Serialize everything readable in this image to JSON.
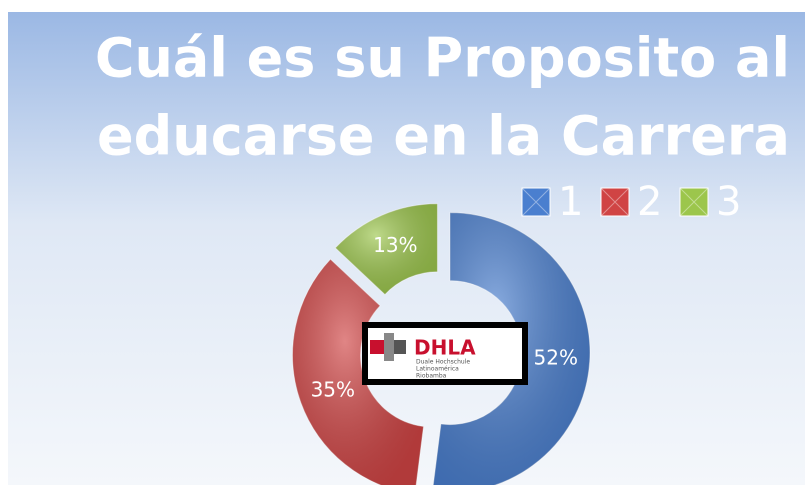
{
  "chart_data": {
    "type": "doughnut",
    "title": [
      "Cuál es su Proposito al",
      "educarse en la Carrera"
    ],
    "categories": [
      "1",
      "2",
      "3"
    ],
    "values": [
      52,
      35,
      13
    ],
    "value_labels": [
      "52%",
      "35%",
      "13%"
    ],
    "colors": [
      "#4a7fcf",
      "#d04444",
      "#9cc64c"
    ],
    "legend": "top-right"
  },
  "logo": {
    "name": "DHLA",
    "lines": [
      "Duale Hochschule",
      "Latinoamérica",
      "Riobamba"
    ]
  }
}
---
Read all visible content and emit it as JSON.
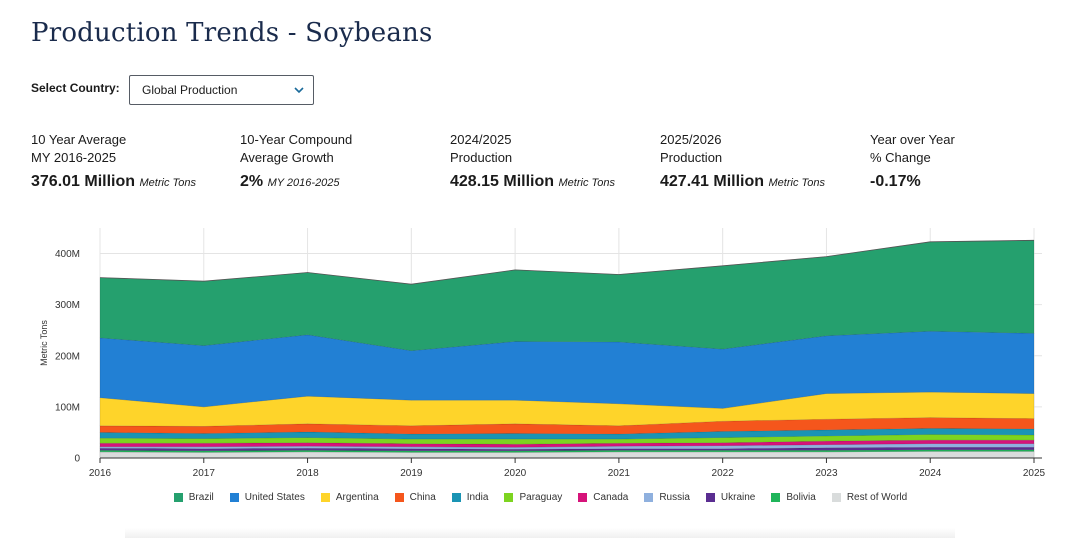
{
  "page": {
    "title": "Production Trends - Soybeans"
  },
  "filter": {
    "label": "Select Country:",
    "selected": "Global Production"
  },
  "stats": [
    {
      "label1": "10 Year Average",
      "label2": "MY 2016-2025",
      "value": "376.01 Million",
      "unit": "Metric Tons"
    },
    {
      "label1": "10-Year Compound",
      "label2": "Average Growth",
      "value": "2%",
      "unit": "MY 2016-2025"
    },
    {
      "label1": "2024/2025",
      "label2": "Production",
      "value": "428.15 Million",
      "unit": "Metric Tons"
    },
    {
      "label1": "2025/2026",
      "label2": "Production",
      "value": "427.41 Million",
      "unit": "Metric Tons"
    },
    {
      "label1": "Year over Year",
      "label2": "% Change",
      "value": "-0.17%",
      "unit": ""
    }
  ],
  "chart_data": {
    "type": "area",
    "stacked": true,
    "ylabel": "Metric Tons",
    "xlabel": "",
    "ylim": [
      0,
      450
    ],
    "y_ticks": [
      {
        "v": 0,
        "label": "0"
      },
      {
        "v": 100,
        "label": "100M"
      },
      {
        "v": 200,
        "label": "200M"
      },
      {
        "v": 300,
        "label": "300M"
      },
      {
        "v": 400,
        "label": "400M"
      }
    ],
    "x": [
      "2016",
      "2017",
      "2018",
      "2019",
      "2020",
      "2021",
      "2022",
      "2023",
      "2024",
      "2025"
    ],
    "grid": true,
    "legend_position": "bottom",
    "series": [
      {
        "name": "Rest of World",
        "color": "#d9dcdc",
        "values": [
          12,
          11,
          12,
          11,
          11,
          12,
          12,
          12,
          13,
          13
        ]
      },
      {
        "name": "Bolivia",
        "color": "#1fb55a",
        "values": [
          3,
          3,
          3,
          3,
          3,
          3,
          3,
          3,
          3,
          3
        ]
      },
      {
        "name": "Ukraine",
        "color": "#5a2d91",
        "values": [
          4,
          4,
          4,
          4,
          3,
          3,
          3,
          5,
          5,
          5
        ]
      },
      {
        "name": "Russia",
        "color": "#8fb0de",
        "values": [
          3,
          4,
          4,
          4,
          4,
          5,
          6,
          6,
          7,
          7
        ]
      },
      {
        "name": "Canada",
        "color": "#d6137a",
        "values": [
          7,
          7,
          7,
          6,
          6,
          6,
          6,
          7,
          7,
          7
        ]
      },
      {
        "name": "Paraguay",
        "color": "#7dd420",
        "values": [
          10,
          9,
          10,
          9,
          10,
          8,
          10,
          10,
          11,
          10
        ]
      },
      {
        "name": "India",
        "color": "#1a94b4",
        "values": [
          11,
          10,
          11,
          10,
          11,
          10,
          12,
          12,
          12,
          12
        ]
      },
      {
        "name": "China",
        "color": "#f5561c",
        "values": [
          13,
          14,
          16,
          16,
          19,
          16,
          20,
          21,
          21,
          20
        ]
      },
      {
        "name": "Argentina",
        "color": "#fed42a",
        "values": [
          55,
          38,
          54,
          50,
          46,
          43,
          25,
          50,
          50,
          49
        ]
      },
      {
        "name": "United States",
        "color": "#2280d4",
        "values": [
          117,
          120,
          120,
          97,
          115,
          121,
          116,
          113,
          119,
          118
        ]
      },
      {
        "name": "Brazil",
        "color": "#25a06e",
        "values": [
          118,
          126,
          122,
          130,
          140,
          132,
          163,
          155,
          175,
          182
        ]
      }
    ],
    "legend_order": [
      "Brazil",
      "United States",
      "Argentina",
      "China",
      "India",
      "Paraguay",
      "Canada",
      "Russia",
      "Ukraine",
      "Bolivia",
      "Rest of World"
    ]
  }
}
--
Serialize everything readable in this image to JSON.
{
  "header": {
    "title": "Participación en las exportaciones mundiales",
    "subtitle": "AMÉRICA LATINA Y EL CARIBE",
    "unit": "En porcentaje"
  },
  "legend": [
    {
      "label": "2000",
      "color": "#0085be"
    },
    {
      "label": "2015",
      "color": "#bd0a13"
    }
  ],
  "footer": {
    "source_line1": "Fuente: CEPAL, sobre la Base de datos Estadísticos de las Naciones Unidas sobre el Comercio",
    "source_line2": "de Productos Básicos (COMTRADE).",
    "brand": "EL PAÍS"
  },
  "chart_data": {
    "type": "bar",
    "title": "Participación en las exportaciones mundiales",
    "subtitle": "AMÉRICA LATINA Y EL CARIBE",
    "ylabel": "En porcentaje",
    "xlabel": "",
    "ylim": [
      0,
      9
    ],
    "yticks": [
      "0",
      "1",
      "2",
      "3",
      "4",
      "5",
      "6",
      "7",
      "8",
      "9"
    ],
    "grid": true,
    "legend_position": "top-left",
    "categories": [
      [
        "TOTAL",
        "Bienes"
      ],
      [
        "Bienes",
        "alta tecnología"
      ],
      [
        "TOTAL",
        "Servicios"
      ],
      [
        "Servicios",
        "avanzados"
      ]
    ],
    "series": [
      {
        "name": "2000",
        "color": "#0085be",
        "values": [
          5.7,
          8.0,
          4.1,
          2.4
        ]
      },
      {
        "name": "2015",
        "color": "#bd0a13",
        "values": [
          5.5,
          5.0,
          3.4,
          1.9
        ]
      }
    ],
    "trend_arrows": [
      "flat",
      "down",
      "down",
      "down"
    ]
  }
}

WHAT THIS TASK INVOLVES.
Where a line in the material above holds "ylabel", copy that line.

FULL RESPONSE.
    "ylabel": "Metric Tons",
    "ylabel": "En porcentaje",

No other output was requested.